WHAT YOU ARE ASKED TO DO: Write the listing below out again exactly, dropping the images.

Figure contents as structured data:
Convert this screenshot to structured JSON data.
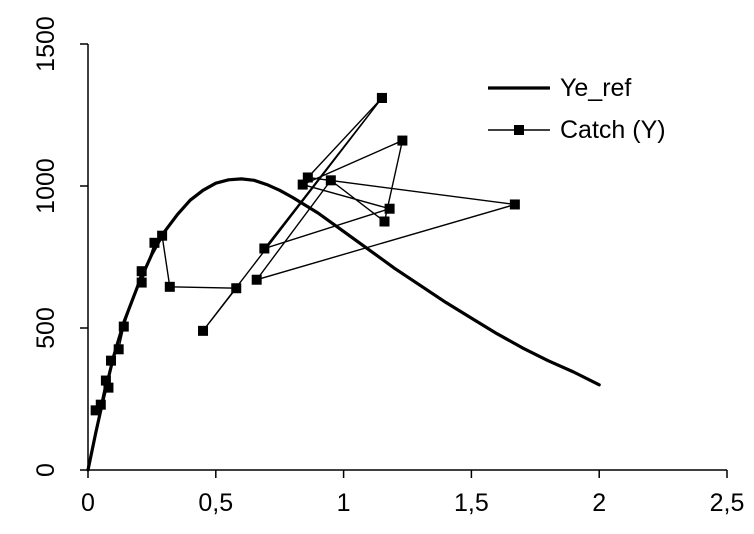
{
  "chart_data": {
    "type": "line",
    "title": "",
    "xlabel": "",
    "ylabel": "",
    "xlim": [
      0,
      2.5
    ],
    "ylim": [
      0,
      1500
    ],
    "x_ticks": [
      "0",
      "0,5",
      "1",
      "1,5",
      "2",
      "2,5"
    ],
    "y_ticks": [
      "0",
      "500",
      "1000",
      "1500"
    ],
    "grid": false,
    "legend_position": "top-right",
    "series": [
      {
        "name": "Ye_ref",
        "style": "thick-line",
        "color": "#000000",
        "x": [
          0,
          0.03,
          0.06,
          0.1,
          0.14,
          0.2,
          0.25,
          0.3,
          0.35,
          0.4,
          0.45,
          0.5,
          0.55,
          0.6,
          0.65,
          0.7,
          0.75,
          0.8,
          0.9,
          1.0,
          1.1,
          1.2,
          1.3,
          1.4,
          1.5,
          1.6,
          1.7,
          1.8,
          1.9,
          2.0
        ],
        "y": [
          0,
          130,
          250,
          400,
          520,
          660,
          760,
          840,
          900,
          950,
          985,
          1010,
          1022,
          1025,
          1020,
          1005,
          985,
          960,
          905,
          840,
          775,
          710,
          650,
          590,
          535,
          480,
          430,
          385,
          345,
          300
        ]
      },
      {
        "name": "Catch (Y)",
        "style": "line-with-square-markers",
        "color": "#000000",
        "x": [
          0.03,
          0.05,
          0.07,
          0.08,
          0.09,
          0.12,
          0.14,
          0.21,
          0.21,
          0.26,
          0.29,
          0.32,
          0.58,
          0.45,
          1.15,
          0.69,
          1.18,
          0.84,
          1.23,
          1.16,
          0.95,
          0.66,
          1.67,
          0.86,
          1.15
        ],
        "y": [
          210,
          230,
          315,
          290,
          385,
          425,
          505,
          700,
          660,
          800,
          825,
          645,
          640,
          490,
          1310,
          780,
          920,
          1005,
          1160,
          875,
          1020,
          670,
          935,
          1030,
          1310
        ]
      }
    ]
  }
}
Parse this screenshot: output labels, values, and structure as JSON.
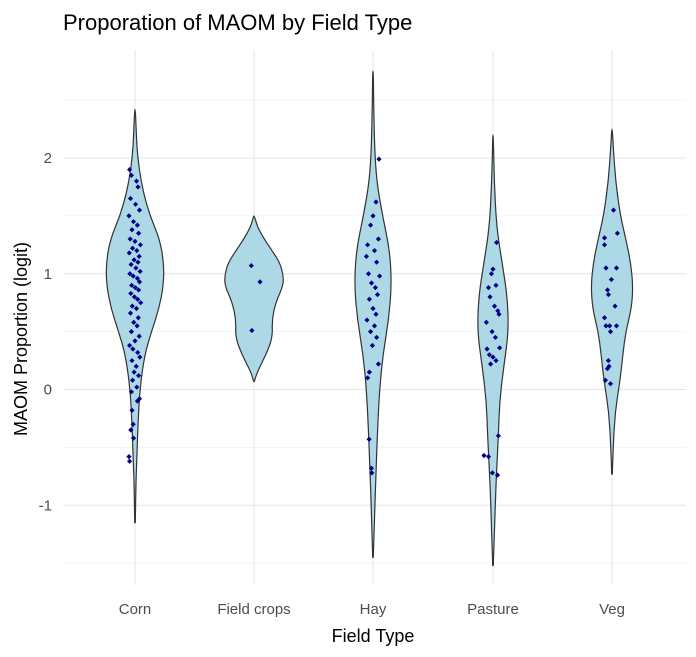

RESULT OF THIS EXERCISE:
Convert this screenshot to structured JSON data.
{
  "chart_data": {
    "type": "line",
    "title": "",
    "xlabel": "",
    "ylabel": "",
    "xlim": [
      0,
      2.5
    ],
    "ylim": [
      0,
      1500
    ],
    "x_ticks": [
      "0",
      "0,5",
      "1",
      "1,5",
      "2",
      "2,5"
    ],
    "y_ticks": [
      "0",
      "500",
      "1000",
      "1500"
    ],
    "grid": false,
    "legend_position": "top-right",
    "series": [
      {
        "name": "Ye_ref",
        "style": "thick-line",
        "color": "#000000",
        "x": [
          0,
          0.03,
          0.06,
          0.1,
          0.14,
          0.2,
          0.25,
          0.3,
          0.35,
          0.4,
          0.45,
          0.5,
          0.55,
          0.6,
          0.65,
          0.7,
          0.75,
          0.8,
          0.9,
          1.0,
          1.1,
          1.2,
          1.3,
          1.4,
          1.5,
          1.6,
          1.7,
          1.8,
          1.9,
          2.0
        ],
        "y": [
          0,
          130,
          250,
          400,
          520,
          660,
          760,
          840,
          900,
          950,
          985,
          1010,
          1022,
          1025,
          1020,
          1005,
          985,
          960,
          905,
          840,
          775,
          710,
          650,
          590,
          535,
          480,
          430,
          385,
          345,
          300
        ]
      },
      {
        "name": "Catch (Y)",
        "style": "line-with-square-markers",
        "color": "#000000",
        "x": [
          0.03,
          0.05,
          0.07,
          0.08,
          0.09,
          0.12,
          0.14,
          0.21,
          0.21,
          0.26,
          0.29,
          0.32,
          0.58,
          0.45,
          1.15,
          0.69,
          1.18,
          0.84,
          1.23,
          1.16,
          0.95,
          0.66,
          1.67,
          0.86,
          1.15
        ],
        "y": [
          210,
          230,
          315,
          290,
          385,
          425,
          505,
          700,
          660,
          800,
          825,
          645,
          640,
          490,
          1310,
          780,
          920,
          1005,
          1160,
          875,
          1020,
          670,
          935,
          1030,
          1310
        ]
      }
    ]
  }
}
Parse this screenshot: output labels, values, and structure as JSON.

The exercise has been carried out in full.